Objective: Set the listing down unchanged, minus every embedded image.

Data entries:
━━━━━━━━━━━━━━━━

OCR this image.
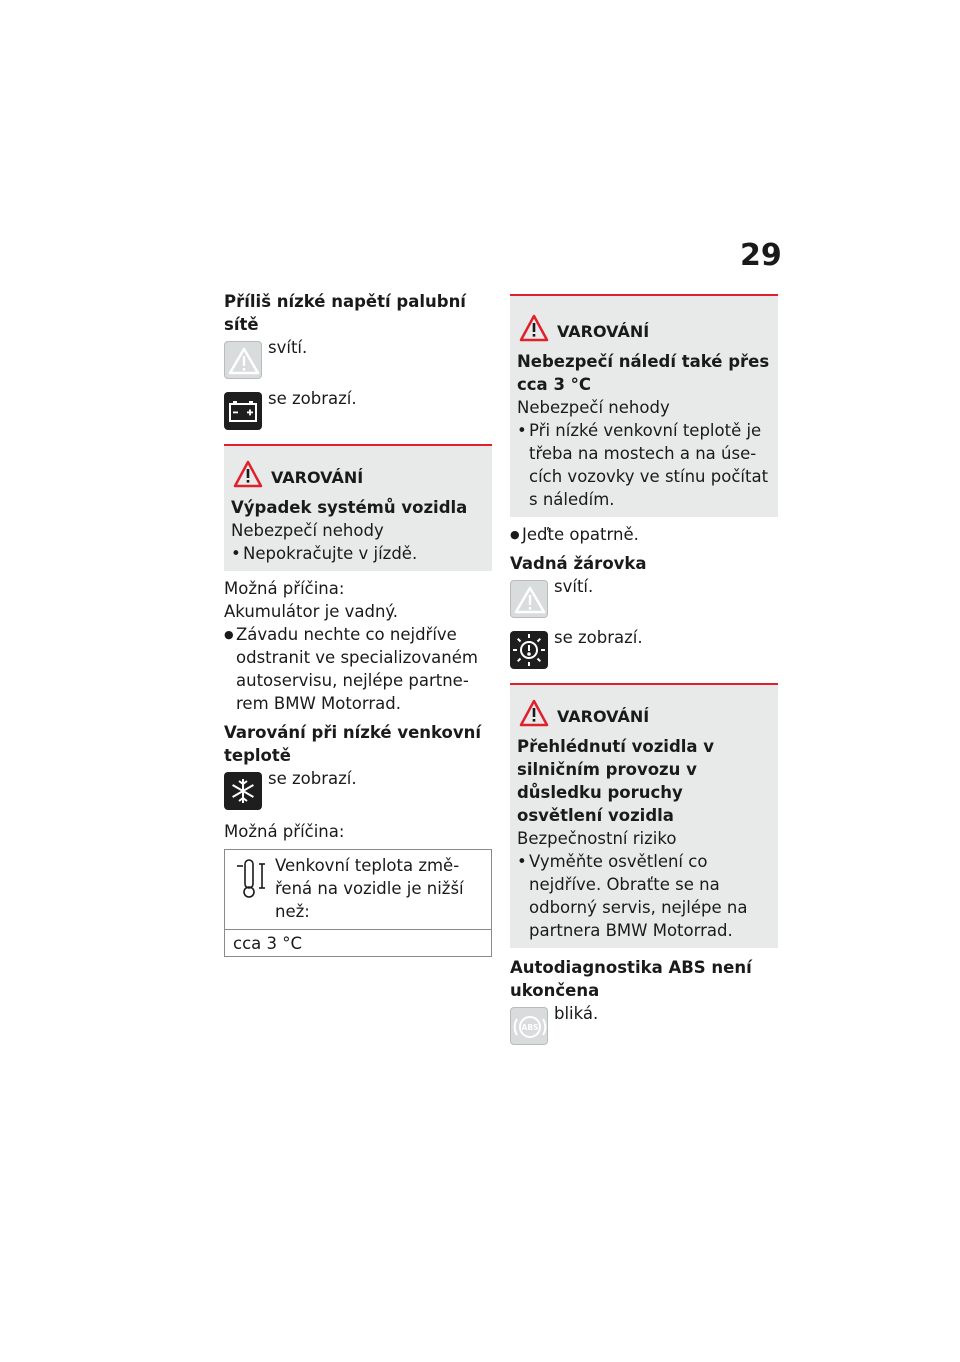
29
Příliš nízké napětí palubní sítě
svítí.
se zobrazí.
VAROVÁNÍ
Výpadek systémů vozidla
Nebezpečí nehody
• Nepokračujte v jízdě.
Možná příčina:
Akumulátor je vadný.
● Závadu nechte co nejdříve odstranit ve specializovaném autoservisu, nejlépe partnerem BMW Motorrad.
Varování při nízké venkovní teplotě
se zobrazí.
Možná příčina:
Venkovní teplota změřená na vozidle je nižší než:
cca 3 °C
VAROVÁNÍ
Nebezpečí náledí také přes cca 3 °C
Nebezpečí nehody
• Při nízké venkovní teplotě je třeba na mostech a na úsecích vozovky ve stínu počítat s náledím.
● Jeďte opatrně.
Vadná žárovka
svítí.
se zobrazí.
VAROVÁNÍ
Přehlédnutí vozidla v silničním provozu v důsledku poruchy osvětlení vozidla
Bezpečnostní riziko
• Vyměňte osvětlení co nejdříve. Obraťte se na odborný servis, nejlépe na partnera BMW Motorrad.
Autodiagnostika ABS není ukončena
ABS
bliká.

━━━━━━━━━━━━━━━━

Full output:
OCR this image.
29
Příliš nízké napětí palubní sítě
svítí.
se zobrazí.
VAROVÁNÍ
Výpadek systémů vozidla
Nebezpečí nehody
• Nepokračujte v jízdě.
Možná příčina:
Akumulátor je vadný.
● Závadu nechte co nejdříve odstranit ve specializovaném autoservisu, nejlépe partnerem BMW Motorrad.
Varování při nízké venkovní teplotě
se zobrazí.
Možná příčina:
Venkovní teplota změřená na vozidle je nižší než:
cca 3 °C
VAROVÁNÍ
Nebezpečí náledí také přes cca 3 °C
Nebezpečí nehody
• Při nízké venkovní teplotě je třeba na mostech a na úsecích vozovky ve stínu počítat s náledím.
● Jeďte opatrně.
Vadná žárovka
svítí.
se zobrazí.
VAROVÁNÍ
Přehlédnutí vozidla v silničním provozu v důsledku poruchy osvětlení vozidla
Bezpečnostní riziko
• Vyměňte osvětlení co nejdříve. Obraťte se na odborný servis, nejlépe na partnera BMW Motorrad.
Autodiagnostika ABS není ukončena
ABS
bliká.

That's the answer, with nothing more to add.